Copy the records from the start through the line containing "bond-q-c8-c8a [87, 217, 113, 233]", swapping "molecule-structure" for "chemical-structure" and leaving everything else the same.

RECORD LIST
## start
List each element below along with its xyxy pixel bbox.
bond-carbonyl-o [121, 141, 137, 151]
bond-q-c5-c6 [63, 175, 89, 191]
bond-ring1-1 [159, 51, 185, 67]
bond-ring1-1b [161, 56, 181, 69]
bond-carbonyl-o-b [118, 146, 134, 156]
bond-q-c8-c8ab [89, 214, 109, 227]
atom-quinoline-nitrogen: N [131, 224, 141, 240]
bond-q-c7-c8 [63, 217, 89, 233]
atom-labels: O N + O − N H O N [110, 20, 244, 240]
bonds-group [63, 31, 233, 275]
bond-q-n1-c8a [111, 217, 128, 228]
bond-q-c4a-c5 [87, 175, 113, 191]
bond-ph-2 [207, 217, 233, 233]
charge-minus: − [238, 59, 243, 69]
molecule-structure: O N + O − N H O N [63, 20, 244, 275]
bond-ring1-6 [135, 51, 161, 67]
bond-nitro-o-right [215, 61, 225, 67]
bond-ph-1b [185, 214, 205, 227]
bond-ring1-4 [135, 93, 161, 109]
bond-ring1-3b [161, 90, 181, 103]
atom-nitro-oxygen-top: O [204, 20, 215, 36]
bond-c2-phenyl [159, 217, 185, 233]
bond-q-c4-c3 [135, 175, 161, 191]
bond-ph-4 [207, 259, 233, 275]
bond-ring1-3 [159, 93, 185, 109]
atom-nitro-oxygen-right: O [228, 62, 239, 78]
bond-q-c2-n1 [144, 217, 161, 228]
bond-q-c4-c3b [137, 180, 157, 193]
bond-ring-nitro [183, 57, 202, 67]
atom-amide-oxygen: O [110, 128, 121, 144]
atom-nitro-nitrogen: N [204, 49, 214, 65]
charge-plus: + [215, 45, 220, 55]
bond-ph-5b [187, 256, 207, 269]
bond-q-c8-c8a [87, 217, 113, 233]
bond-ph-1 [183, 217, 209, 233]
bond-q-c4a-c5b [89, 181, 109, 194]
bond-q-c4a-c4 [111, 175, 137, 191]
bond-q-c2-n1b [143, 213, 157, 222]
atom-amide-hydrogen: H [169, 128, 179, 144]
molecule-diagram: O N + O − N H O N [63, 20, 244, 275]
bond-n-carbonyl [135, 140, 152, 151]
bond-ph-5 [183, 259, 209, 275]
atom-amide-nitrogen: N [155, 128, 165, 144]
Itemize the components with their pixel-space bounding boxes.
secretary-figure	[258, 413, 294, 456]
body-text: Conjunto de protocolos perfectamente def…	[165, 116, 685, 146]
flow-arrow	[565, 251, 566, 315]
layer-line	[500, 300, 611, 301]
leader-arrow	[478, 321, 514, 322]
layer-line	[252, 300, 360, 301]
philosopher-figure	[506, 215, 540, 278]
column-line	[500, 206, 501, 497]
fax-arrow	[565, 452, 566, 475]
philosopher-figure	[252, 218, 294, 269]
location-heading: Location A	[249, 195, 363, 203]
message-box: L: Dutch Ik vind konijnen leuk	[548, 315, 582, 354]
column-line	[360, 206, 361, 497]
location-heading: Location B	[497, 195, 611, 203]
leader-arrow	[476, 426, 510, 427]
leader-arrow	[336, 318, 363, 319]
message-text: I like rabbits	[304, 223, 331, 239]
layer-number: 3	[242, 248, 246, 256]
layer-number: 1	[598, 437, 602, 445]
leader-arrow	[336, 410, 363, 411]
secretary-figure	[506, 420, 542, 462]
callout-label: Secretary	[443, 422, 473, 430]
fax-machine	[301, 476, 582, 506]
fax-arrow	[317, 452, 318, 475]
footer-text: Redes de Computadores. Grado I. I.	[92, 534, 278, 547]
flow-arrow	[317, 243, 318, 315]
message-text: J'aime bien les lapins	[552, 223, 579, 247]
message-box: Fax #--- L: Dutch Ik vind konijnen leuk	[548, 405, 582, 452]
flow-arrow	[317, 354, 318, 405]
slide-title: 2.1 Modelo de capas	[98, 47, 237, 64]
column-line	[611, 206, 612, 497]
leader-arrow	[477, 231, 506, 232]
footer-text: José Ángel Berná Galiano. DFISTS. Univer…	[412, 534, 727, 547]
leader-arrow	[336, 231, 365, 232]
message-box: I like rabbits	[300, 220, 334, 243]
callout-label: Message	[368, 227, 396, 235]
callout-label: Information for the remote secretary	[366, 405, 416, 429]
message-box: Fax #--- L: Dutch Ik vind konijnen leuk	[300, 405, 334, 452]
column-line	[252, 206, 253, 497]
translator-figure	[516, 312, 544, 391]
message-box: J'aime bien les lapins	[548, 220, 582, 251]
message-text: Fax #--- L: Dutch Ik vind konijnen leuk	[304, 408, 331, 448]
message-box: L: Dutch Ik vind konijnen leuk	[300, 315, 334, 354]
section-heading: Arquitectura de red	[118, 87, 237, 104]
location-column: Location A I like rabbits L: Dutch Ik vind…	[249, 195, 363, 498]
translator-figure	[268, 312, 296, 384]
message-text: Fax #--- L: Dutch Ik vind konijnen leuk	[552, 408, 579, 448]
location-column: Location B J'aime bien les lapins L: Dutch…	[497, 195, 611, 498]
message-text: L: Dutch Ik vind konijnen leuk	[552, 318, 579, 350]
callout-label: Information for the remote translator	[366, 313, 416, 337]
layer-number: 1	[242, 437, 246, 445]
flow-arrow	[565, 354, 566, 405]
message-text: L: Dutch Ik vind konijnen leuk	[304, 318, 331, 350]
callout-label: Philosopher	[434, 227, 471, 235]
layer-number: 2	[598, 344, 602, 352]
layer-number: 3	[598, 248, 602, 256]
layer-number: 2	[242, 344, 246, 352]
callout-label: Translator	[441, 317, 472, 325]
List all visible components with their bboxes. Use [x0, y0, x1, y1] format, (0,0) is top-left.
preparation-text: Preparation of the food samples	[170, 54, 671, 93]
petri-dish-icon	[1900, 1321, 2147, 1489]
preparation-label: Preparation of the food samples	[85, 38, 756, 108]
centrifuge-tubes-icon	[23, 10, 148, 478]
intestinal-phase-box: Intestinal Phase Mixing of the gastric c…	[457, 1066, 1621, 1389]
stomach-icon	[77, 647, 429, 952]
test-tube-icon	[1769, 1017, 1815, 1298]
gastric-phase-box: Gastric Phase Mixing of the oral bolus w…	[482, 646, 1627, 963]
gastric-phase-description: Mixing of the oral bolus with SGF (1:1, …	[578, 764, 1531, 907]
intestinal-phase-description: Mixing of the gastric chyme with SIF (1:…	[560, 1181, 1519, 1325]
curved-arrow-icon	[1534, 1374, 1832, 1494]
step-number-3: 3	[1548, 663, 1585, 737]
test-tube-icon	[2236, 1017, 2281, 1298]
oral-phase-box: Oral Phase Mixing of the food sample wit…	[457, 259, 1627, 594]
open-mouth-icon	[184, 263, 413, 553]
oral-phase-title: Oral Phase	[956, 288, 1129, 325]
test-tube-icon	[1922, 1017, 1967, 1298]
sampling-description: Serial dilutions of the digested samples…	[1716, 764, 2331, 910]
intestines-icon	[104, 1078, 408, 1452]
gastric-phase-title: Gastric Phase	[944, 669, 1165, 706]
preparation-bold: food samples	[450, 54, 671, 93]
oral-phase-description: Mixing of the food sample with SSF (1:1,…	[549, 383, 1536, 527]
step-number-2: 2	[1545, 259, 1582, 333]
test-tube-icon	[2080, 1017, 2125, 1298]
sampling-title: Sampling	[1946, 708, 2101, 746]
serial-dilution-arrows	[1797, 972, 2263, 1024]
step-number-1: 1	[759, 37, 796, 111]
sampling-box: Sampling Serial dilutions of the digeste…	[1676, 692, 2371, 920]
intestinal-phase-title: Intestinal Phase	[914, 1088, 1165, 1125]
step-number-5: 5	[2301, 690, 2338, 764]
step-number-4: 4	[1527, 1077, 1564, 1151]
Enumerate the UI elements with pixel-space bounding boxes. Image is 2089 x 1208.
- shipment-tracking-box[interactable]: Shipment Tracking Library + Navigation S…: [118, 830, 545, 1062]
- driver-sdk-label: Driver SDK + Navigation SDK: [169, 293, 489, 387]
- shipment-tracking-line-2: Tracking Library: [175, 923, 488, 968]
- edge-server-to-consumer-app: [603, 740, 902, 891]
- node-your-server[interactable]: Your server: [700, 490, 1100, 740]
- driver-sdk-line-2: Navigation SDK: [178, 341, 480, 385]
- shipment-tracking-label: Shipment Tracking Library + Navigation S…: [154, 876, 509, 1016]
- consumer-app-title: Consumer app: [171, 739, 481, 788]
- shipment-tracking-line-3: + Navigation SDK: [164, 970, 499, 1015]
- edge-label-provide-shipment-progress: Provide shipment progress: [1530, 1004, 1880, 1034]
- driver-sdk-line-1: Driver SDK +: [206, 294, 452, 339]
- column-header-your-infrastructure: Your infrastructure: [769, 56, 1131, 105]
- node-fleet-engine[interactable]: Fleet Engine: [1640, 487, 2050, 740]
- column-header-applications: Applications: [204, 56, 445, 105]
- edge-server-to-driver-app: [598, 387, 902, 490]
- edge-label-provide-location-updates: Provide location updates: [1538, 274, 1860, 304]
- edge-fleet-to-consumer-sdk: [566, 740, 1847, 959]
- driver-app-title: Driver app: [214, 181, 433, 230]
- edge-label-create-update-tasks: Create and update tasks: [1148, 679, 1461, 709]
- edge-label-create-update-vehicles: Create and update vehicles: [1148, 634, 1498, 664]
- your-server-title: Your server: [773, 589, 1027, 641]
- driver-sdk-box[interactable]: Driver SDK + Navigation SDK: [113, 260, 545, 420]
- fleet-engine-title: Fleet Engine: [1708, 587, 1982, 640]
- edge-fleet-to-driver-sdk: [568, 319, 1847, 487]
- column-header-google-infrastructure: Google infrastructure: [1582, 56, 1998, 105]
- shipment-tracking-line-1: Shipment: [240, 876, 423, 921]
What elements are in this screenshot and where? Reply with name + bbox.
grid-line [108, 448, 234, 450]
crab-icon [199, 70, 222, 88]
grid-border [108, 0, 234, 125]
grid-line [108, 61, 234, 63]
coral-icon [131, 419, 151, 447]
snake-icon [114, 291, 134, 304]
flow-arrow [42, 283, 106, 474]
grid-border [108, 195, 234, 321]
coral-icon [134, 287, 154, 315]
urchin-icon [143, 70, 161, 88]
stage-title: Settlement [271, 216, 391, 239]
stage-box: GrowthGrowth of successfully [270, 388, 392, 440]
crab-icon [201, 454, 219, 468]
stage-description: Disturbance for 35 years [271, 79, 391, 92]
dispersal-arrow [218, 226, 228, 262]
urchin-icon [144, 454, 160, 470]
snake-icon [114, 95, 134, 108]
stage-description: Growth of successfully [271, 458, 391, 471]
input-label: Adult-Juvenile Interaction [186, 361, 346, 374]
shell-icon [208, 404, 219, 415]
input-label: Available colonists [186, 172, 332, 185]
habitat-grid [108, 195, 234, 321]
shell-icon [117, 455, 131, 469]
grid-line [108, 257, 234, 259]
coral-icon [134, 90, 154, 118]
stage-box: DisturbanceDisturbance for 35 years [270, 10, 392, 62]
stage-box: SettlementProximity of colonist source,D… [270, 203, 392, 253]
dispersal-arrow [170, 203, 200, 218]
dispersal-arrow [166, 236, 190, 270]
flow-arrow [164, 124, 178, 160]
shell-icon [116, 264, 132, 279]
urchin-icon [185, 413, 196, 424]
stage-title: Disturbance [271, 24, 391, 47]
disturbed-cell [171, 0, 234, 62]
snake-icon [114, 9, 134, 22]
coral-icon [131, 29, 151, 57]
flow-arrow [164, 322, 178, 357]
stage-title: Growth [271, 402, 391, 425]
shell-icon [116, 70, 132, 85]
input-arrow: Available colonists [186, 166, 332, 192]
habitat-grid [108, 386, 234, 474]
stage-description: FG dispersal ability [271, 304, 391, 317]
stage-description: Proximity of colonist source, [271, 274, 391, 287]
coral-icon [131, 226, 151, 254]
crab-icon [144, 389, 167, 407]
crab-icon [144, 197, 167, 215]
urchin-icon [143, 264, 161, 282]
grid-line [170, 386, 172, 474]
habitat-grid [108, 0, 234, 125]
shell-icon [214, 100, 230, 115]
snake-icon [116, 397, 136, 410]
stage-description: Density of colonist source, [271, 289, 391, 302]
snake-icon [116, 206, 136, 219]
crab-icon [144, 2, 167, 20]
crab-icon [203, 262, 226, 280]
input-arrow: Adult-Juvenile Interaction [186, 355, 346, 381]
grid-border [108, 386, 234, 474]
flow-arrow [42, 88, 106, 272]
## end
RESPONSE TO THIS EXERCISE
List each element below along with its xyxy pixel bbox.
bond-carbonyl-o [121, 141, 137, 151]
bond-q-c5-c6 [63, 175, 89, 191]
bond-ring1-1 [159, 51, 185, 67]
bond-ring1-1b [161, 56, 181, 69]
bond-carbonyl-o-b [118, 146, 134, 156]
bond-q-c8-c8ab [89, 214, 109, 227]
atom-quinoline-nitrogen: N [131, 224, 141, 240]
bond-q-c7-c8 [63, 217, 89, 233]
atom-labels: O N + O − N H O N [110, 20, 244, 240]
bonds-group [63, 31, 233, 275]
bond-q-n1-c8a [111, 217, 128, 228]
bond-q-c4a-c5 [87, 175, 113, 191]
bond-ph-2 [207, 217, 233, 233]
charge-minus: − [238, 59, 243, 69]
chemical-structure: O N + O − N H O N [63, 20, 244, 275]
bond-ring1-6 [135, 51, 161, 67]
bond-nitro-o-right [215, 61, 225, 67]
bond-ph-1b [185, 214, 205, 227]
bond-ring1-4 [135, 93, 161, 109]
bond-ring1-3b [161, 90, 181, 103]
atom-nitro-oxygen-top: O [204, 20, 215, 36]
bond-c2-phenyl [159, 217, 185, 233]
bond-q-c4-c3 [135, 175, 161, 191]
bond-ph-4 [207, 259, 233, 275]
bond-ring1-3 [159, 93, 185, 109]
atom-nitro-oxygen-right: O [228, 62, 239, 78]
bond-q-c2-n1 [144, 217, 161, 228]
bond-q-c4-c3b [137, 180, 157, 193]
bond-ring-nitro [183, 57, 202, 67]
atom-amide-oxygen: O [110, 128, 121, 144]
atom-nitro-nitrogen: N [204, 49, 214, 65]
charge-plus: + [215, 45, 220, 55]
bond-ph-5b [187, 256, 207, 269]
bond-q-c8-c8a [87, 217, 113, 233]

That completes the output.